> [Objective] Return each line holding the string "aber".

━━━━━━━━

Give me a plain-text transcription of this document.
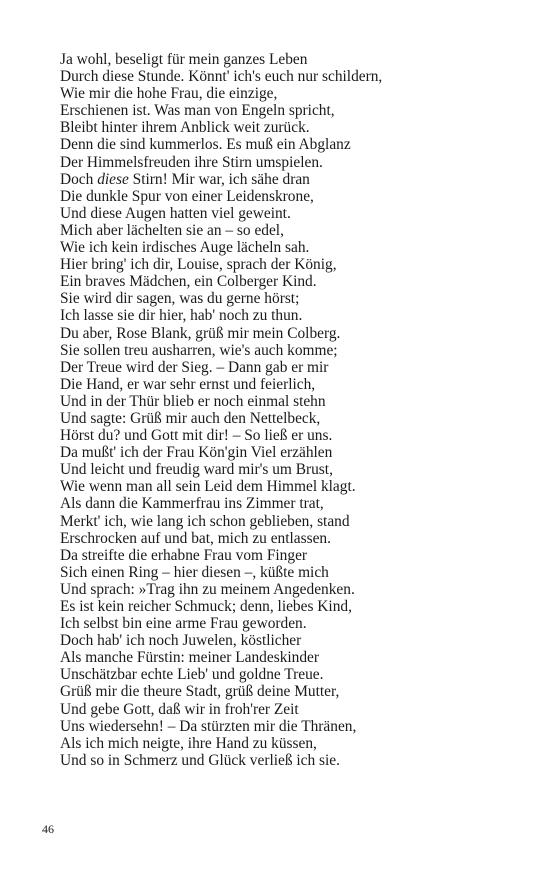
Ja wohl, beseligt für mein ganzes Leben
Durch diese Stunde. Könnt' ich's euch nur schildern,
Wie mir die hohe Frau, die einzige,
Erschienen ist. Was man von Engeln spricht,
Bleibt hinter ihrem Anblick weit zurück.
Denn die sind kummerlos. Es muß ein Abglanz
Der Himmelsfreuden ihre Stirn umspielen.
Doch diese Stirn! Mir war, ich sähe dran
Die dunkle Spur von einer Leidenskrone,
Und diese Augen hatten viel geweint.
Mich aber lächelten sie an – so edel,
Wie ich kein irdisches Auge lächeln sah.
Hier bring' ich dir, Louise, sprach der König,
Ein braves Mädchen, ein Colberger Kind.
Sie wird dir sagen, was du gerne hörst;
Ich lasse sie dir hier, hab' noch zu thun.
Du aber, Rose Blank, grüß mir mein Colberg.
Sie sollen treu ausharren, wie's auch komme;
Der Treue wird der Sieg. – Dann gab er mir
Die Hand, er war sehr ernst und feierlich,
Und in der Thür blieb er noch einmal stehn
Und sagte: Grüß mir auch den Nettelbeck,
Hörst du? und Gott mit dir! – So ließ er uns.
Da mußt' ich der Frau Kön'gin Viel erzählen
Und leicht und freudig ward mir's um Brust,
Wie wenn man all sein Leid dem Himmel klagt.
Als dann die Kammerfrau ins Zimmer trat,
Merkt' ich, wie lang ich schon geblieben, stand
Erschrocken auf und bat, mich zu entlassen.
Da streifte die erhabne Frau vom Finger
Sich einen Ring – hier diesen –, küßte mich
Und sprach: »Trag ihn zu meinem Angedenken.
Es ist kein reicher Schmuck; denn, liebes Kind,
Ich selbst bin eine arme Frau geworden.
Doch hab' ich noch Juwelen, köstlicher
Als manche Fürstin: meiner Landeskinder
Unschätzbar echte Lieb' und goldne Treue.
Grüß mir die theure Stadt, grüß deine Mutter,
Und gebe Gott, daß wir in froh'rer Zeit
Uns wiedersehn! – Da stürzten mir die Thränen,
Als ich mich neigte, ihre Hand zu küssen,
Und so in Schmerz und Glück verließ ich sie.
46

━━━━━━━━

> [Task response]
Mich aber lächelten sie an – so edel,
Du aber, Rose Blank, grüß mir mein Colberg.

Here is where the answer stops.